Stated problem: Below are some records. Count the lines with "legend" in them and give nothing but the total.

Items from a data source
= = =

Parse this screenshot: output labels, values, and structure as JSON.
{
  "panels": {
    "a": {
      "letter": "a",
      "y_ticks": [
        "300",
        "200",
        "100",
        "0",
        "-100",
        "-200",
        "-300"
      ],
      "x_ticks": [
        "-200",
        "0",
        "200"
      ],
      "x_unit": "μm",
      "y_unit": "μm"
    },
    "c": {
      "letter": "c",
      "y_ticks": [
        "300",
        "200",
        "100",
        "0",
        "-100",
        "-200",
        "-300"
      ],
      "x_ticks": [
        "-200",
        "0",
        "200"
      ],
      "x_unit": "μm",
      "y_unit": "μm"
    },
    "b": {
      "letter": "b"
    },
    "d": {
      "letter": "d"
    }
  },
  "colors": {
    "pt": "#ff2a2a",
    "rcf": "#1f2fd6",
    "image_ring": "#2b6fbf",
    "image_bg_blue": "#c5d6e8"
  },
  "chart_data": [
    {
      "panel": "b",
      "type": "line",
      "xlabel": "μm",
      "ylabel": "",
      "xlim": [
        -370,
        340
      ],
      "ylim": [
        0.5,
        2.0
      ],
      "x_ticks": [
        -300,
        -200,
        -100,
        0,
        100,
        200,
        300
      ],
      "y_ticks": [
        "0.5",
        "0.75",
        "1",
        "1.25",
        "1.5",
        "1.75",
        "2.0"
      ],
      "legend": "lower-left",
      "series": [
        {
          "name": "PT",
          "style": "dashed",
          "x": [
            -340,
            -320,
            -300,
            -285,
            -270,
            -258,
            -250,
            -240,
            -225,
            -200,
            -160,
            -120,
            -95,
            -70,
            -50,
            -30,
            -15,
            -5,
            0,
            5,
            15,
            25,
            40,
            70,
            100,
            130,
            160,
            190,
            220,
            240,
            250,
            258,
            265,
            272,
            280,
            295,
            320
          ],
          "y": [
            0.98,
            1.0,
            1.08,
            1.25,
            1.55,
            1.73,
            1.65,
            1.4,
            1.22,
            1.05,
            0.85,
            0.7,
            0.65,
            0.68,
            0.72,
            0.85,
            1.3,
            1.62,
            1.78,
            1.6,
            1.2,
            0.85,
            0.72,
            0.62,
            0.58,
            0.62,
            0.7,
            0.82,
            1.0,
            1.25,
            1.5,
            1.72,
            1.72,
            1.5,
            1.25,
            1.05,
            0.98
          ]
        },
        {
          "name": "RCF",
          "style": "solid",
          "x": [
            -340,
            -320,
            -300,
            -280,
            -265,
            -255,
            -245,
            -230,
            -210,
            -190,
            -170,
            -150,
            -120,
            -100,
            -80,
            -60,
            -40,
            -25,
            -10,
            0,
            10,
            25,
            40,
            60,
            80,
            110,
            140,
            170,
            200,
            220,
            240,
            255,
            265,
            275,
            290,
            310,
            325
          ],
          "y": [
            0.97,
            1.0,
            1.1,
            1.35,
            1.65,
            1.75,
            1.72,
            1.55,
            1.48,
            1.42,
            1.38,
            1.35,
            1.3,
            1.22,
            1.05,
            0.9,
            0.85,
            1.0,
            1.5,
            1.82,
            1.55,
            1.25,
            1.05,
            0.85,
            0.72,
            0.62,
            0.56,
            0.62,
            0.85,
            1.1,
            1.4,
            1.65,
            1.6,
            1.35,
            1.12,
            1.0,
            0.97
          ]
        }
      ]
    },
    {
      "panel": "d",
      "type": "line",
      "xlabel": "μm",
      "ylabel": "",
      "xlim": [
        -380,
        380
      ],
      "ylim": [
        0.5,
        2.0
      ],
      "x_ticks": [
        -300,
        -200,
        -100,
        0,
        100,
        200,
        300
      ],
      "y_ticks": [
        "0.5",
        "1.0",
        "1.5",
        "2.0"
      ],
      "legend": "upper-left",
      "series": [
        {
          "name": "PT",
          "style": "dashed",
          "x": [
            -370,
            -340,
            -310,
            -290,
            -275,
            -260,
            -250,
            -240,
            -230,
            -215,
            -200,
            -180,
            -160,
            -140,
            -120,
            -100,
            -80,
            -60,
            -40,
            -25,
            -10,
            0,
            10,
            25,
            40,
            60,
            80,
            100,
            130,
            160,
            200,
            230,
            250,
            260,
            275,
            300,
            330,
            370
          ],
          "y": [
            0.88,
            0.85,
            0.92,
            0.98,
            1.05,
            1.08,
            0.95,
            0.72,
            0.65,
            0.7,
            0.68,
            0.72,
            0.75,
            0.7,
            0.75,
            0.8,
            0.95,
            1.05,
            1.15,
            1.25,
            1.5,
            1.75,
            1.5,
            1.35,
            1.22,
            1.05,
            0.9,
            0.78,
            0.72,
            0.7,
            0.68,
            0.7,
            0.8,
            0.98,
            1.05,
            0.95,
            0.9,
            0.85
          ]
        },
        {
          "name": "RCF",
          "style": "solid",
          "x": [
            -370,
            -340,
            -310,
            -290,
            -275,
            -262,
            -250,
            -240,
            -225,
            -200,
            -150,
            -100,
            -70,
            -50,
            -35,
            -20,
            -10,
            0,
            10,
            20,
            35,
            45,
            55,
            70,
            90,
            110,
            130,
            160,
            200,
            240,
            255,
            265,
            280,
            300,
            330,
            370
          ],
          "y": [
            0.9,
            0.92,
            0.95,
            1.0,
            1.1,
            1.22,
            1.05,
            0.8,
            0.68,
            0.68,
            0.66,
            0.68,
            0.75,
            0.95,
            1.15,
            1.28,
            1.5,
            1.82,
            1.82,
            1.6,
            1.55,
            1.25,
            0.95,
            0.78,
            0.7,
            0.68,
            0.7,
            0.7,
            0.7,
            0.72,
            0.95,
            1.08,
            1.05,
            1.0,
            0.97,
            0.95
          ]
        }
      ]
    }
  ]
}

= = =

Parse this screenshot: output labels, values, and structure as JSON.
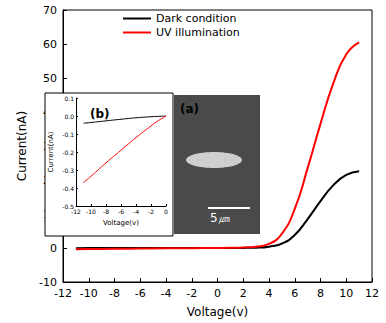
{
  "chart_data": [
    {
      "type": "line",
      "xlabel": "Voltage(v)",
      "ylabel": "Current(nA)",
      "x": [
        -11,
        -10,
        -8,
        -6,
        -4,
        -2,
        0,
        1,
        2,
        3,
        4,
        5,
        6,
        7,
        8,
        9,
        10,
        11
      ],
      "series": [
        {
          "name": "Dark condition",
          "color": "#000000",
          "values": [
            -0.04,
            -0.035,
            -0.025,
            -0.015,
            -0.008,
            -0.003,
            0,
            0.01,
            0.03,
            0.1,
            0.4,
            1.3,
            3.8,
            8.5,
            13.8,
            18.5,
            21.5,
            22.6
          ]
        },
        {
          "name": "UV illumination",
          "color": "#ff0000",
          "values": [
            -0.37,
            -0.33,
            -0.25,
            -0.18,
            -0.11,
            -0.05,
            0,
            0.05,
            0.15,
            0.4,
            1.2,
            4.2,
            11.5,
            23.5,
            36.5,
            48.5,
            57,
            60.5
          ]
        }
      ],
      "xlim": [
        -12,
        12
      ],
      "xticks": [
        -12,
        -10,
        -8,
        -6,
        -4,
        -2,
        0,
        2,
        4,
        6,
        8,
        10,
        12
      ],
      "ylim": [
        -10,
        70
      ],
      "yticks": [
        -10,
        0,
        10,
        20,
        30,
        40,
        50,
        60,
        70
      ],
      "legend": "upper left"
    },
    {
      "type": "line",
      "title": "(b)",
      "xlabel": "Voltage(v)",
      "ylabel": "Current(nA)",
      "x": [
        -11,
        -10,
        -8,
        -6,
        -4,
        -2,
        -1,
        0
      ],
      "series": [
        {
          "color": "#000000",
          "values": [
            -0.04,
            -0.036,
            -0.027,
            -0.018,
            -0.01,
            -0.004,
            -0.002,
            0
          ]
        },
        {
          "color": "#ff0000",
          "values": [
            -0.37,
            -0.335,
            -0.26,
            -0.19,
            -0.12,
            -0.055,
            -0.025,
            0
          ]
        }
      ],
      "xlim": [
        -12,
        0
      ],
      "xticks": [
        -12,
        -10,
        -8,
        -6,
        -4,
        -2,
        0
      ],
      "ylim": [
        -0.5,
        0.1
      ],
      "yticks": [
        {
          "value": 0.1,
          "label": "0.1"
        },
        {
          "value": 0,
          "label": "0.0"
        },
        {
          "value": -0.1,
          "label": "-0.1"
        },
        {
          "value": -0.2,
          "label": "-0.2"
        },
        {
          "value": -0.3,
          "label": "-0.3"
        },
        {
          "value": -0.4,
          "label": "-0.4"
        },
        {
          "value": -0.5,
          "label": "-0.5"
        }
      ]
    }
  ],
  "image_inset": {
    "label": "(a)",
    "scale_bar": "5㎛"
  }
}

= = =

Written solution: 3